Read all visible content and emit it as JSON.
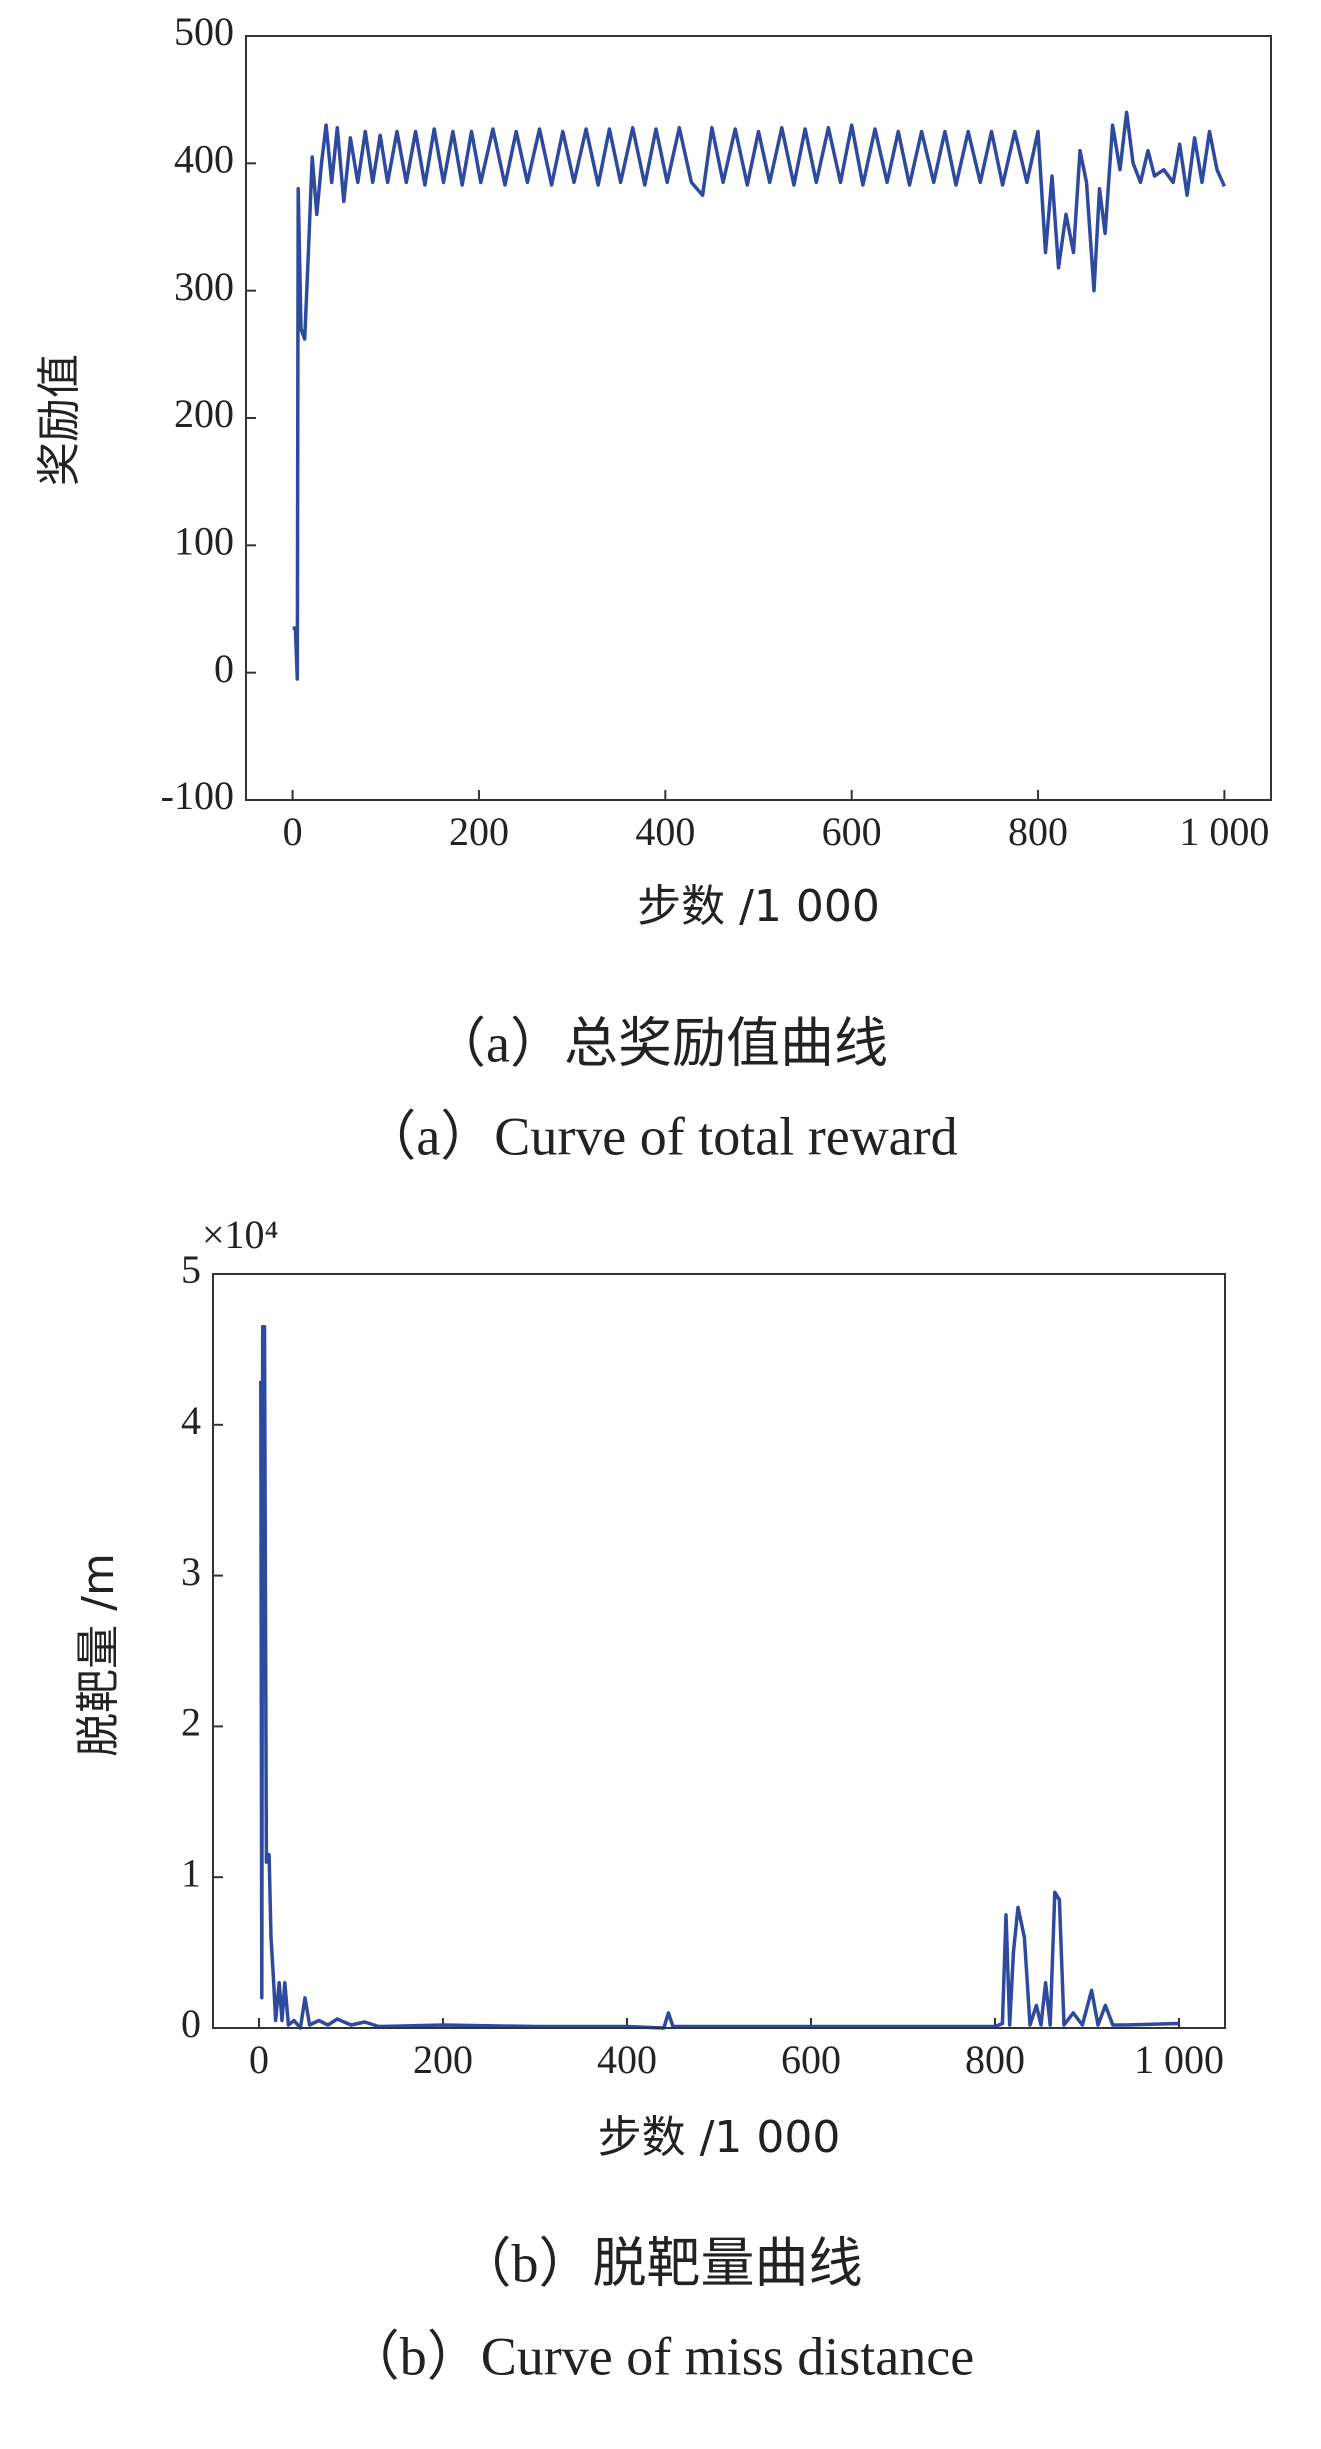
{
  "chart_data": [
    {
      "type": "line",
      "y_label": "奖励值",
      "x_label": "步数 /1 000",
      "caption": [
        "（a）总奖励值曲线",
        "（a）Curve of total reward"
      ],
      "xlim": [
        -50,
        1050
      ],
      "ylim": [
        -100,
        500
      ],
      "xticks": [
        0,
        200,
        400,
        600,
        800,
        {
          "value": 1000,
          "label": "1 000"
        }
      ],
      "yticks": [
        -100,
        0,
        100,
        200,
        300,
        400,
        500
      ],
      "series": [
        {
          "color": "#2e4a9e",
          "x": [
            0,
            3,
            5,
            6,
            9,
            13,
            17,
            21,
            26,
            31,
            36,
            42,
            48,
            55,
            62,
            70,
            78,
            86,
            94,
            102,
            112,
            122,
            132,
            142,
            152,
            162,
            172,
            182,
            192,
            202,
            215,
            228,
            240,
            252,
            265,
            278,
            290,
            302,
            315,
            328,
            340,
            352,
            365,
            378,
            390,
            402,
            415,
            428,
            440,
            450,
            462,
            475,
            488,
            500,
            512,
            525,
            538,
            550,
            562,
            575,
            588,
            600,
            612,
            625,
            638,
            650,
            662,
            675,
            688,
            700,
            712,
            725,
            738,
            750,
            762,
            775,
            788,
            800,
            808,
            815,
            822,
            830,
            838,
            845,
            852,
            860,
            866,
            872,
            880,
            888,
            895,
            902,
            910,
            918,
            925,
            935,
            945,
            952,
            960,
            968,
            976,
            984,
            992,
            1000
          ],
          "values": [
            35,
            35,
            -5,
            380,
            270,
            262,
            330,
            405,
            360,
            400,
            430,
            385,
            428,
            370,
            420,
            385,
            425,
            385,
            422,
            385,
            425,
            385,
            425,
            383,
            427,
            385,
            425,
            383,
            425,
            385,
            427,
            383,
            425,
            385,
            427,
            383,
            425,
            385,
            427,
            383,
            427,
            385,
            428,
            383,
            427,
            385,
            428,
            385,
            375,
            428,
            385,
            427,
            383,
            425,
            385,
            428,
            383,
            427,
            385,
            428,
            385,
            430,
            383,
            427,
            385,
            425,
            383,
            425,
            385,
            425,
            383,
            425,
            385,
            425,
            383,
            425,
            385,
            425,
            330,
            390,
            318,
            360,
            330,
            410,
            385,
            300,
            380,
            345,
            430,
            395,
            440,
            400,
            385,
            410,
            390,
            395,
            385,
            415,
            375,
            420,
            385,
            425,
            395,
            382
          ]
        }
      ]
    },
    {
      "type": "line",
      "y_label": "脱靶量 /m",
      "x_label": "步数 /1 000",
      "y_scale_label": "×10⁴",
      "caption": [
        "（b）脱靶量曲线",
        "（b）Curve of miss distance"
      ],
      "xlim": [
        -50,
        1050
      ],
      "ylim": [
        0,
        5
      ],
      "xticks": [
        0,
        200,
        400,
        600,
        800,
        {
          "value": 1000,
          "label": "1 000"
        }
      ],
      "yticks": [
        0,
        1,
        2,
        3,
        4,
        5
      ],
      "series": [
        {
          "color": "#2e4a9e",
          "x": [
            0,
            2,
            3,
            4,
            6,
            8,
            11,
            13,
            16,
            18,
            22,
            25,
            28,
            32,
            38,
            45,
            50,
            55,
            65,
            75,
            85,
            100,
            115,
            130,
            200,
            300,
            400,
            440,
            445,
            450,
            500,
            600,
            700,
            800,
            808,
            812,
            816,
            820,
            825,
            832,
            838,
            845,
            850,
            855,
            860,
            865,
            870,
            875,
            885,
            895,
            905,
            912,
            920,
            928,
            940,
            1000
          ],
          "values": [
            4.28,
            4.28,
            0.2,
            4.65,
            4.65,
            1.1,
            1.15,
            0.6,
            0.3,
            0.05,
            0.3,
            0.05,
            0.3,
            0.02,
            0.05,
            0.0,
            0.2,
            0.02,
            0.05,
            0.02,
            0.06,
            0.02,
            0.04,
            0.01,
            0.02,
            0.01,
            0.01,
            0.0,
            0.1,
            0.01,
            0.01,
            0.01,
            0.01,
            0.01,
            0.03,
            0.75,
            0.02,
            0.5,
            0.8,
            0.6,
            0.02,
            0.15,
            0.02,
            0.3,
            0.02,
            0.9,
            0.85,
            0.02,
            0.1,
            0.02,
            0.25,
            0.02,
            0.15,
            0.02,
            0.02,
            0.03
          ]
        }
      ]
    }
  ]
}
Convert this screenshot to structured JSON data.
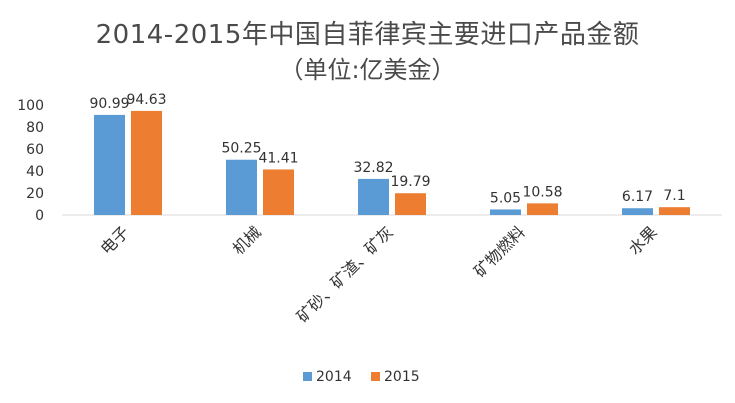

---------------

Write out each entry exactly as given, but skip the pictures.

Read all visible content and emit it as JSON.
{
  "chart_data": [
    {
      "type": "line",
      "y_label": "奖励值",
      "x_label": "步数 /1 000",
      "caption": [
        "（a）总奖励值曲线",
        "（a）Curve of total reward"
      ],
      "xlim": [
        -50,
        1050
      ],
      "ylim": [
        -100,
        500
      ],
      "xticks": [
        0,
        200,
        400,
        600,
        800,
        {
          "value": 1000,
          "label": "1 000"
        }
      ],
      "yticks": [
        -100,
        0,
        100,
        200,
        300,
        400,
        500
      ],
      "series": [
        {
          "color": "#2e4a9e",
          "x": [
            0,
            3,
            5,
            6,
            9,
            13,
            17,
            21,
            26,
            31,
            36,
            42,
            48,
            55,
            62,
            70,
            78,
            86,
            94,
            102,
            112,
            122,
            132,
            142,
            152,
            162,
            172,
            182,
            192,
            202,
            215,
            228,
            240,
            252,
            265,
            278,
            290,
            302,
            315,
            328,
            340,
            352,
            365,
            378,
            390,
            402,
            415,
            428,
            440,
            450,
            462,
            475,
            488,
            500,
            512,
            525,
            538,
            550,
            562,
            575,
            588,
            600,
            612,
            625,
            638,
            650,
            662,
            675,
            688,
            700,
            712,
            725,
            738,
            750,
            762,
            775,
            788,
            800,
            808,
            815,
            822,
            830,
            838,
            845,
            852,
            860,
            866,
            872,
            880,
            888,
            895,
            902,
            910,
            918,
            925,
            935,
            945,
            952,
            960,
            968,
            976,
            984,
            992,
            1000
          ],
          "values": [
            35,
            35,
            -5,
            380,
            270,
            262,
            330,
            405,
            360,
            400,
            430,
            385,
            428,
            370,
            420,
            385,
            425,
            385,
            422,
            385,
            425,
            385,
            425,
            383,
            427,
            385,
            425,
            383,
            425,
            385,
            427,
            383,
            425,
            385,
            427,
            383,
            425,
            385,
            427,
            383,
            427,
            385,
            428,
            383,
            427,
            385,
            428,
            385,
            375,
            428,
            385,
            427,
            383,
            425,
            385,
            428,
            383,
            427,
            385,
            428,
            385,
            430,
            383,
            427,
            385,
            425,
            383,
            425,
            385,
            425,
            383,
            425,
            385,
            425,
            383,
            425,
            385,
            425,
            330,
            390,
            318,
            360,
            330,
            410,
            385,
            300,
            380,
            345,
            430,
            395,
            440,
            400,
            385,
            410,
            390,
            395,
            385,
            415,
            375,
            420,
            385,
            425,
            395,
            382
          ]
        }
      ]
    },
    {
      "type": "line",
      "y_label": "脱靶量 /m",
      "x_label": "步数 /1 000",
      "y_scale_label": "×10⁴",
      "caption": [
        "（b）脱靶量曲线",
        "（b）Curve of miss distance"
      ],
      "xlim": [
        -50,
        1050
      ],
      "ylim": [
        0,
        5
      ],
      "xticks": [
        0,
        200,
        400,
        600,
        800,
        {
          "value": 1000,
          "label": "1 000"
        }
      ],
      "yticks": [
        0,
        1,
        2,
        3,
        4,
        5
      ],
      "series": [
        {
          "color": "#2e4a9e",
          "x": [
            0,
            2,
            3,
            4,
            6,
            8,
            11,
            13,
            16,
            18,
            22,
            25,
            28,
            32,
            38,
            45,
            50,
            55,
            65,
            75,
            85,
            100,
            115,
            130,
            200,
            300,
            400,
            440,
            445,
            450,
            500,
            600,
            700,
            800,
            808,
            812,
            816,
            820,
            825,
            832,
            838,
            845,
            850,
            855,
            860,
            865,
            870,
            875,
            885,
            895,
            905,
            912,
            920,
            928,
            940,
            1000
          ],
          "values": [
            4.28,
            4.28,
            0.2,
            4.65,
            4.65,
            1.1,
            1.15,
            0.6,
            0.3,
            0.05,
            0.3,
            0.05,
            0.3,
            0.02,
            0.05,
            0.0,
            0.2,
            0.02,
            0.05,
            0.02,
            0.06,
            0.02,
            0.04,
            0.01,
            0.02,
            0.01,
            0.01,
            0.0,
            0.1,
            0.01,
            0.01,
            0.01,
            0.01,
            0.01,
            0.03,
            0.75,
            0.02,
            0.5,
            0.8,
            0.6,
            0.02,
            0.15,
            0.02,
            0.3,
            0.02,
            0.9,
            0.85,
            0.02,
            0.1,
            0.02,
            0.25,
            0.02,
            0.15,
            0.02,
            0.02,
            0.03
          ]
        }
      ]
    }
  ]
}
Convert this screenshot to structured JSON data.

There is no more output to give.